### Short problem
Check each line of the data below for the word "twine", then extract the ones that have it.

### Given entries
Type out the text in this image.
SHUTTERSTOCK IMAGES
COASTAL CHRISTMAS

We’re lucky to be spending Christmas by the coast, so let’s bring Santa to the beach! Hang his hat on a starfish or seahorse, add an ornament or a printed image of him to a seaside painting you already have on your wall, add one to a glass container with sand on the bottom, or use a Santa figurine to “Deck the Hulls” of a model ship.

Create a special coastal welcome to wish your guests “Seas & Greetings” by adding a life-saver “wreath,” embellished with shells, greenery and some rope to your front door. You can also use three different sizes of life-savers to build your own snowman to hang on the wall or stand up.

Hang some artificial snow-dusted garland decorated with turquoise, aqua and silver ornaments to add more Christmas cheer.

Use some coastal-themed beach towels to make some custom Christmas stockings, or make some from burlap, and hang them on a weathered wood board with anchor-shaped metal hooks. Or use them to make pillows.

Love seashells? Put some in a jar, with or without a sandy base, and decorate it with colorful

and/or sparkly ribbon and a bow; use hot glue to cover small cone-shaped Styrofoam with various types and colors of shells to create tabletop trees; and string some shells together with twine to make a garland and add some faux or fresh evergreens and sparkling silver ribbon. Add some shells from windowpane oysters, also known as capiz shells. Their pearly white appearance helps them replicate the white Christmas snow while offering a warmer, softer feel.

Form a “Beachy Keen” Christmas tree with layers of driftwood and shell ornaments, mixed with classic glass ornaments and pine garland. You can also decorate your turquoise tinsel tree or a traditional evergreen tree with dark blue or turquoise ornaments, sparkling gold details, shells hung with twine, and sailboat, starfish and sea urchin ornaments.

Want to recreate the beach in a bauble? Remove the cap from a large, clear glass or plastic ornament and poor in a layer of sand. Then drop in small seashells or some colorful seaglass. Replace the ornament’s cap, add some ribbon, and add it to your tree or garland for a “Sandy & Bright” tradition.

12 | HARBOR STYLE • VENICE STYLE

### Solution
and/or sparkly ribbon and a bow; use hot glue to cover small cone-shaped Styrofoam with various types and colors of shells to create tabletop trees; and string some shells together with twine to make a garland and add some faux or fresh evergreens and sparkling silver ribbon. Add some shells from windowpane oysters, also known as capiz shells. Their pearly white appearance helps them replicate the white Christmas snow while offering a warmer, softer feel.
Form a “Beachy Keen” Christmas tree with layers of driftwood and shell ornaments, mixed with classic glass ornaments and pine garland. You can also decorate your turquoise tinsel tree or a traditional evergreen tree with dark blue or turquoise ornaments, sparkling gold details, shells hung with twine, and sailboat, starfish and sea urchin ornaments.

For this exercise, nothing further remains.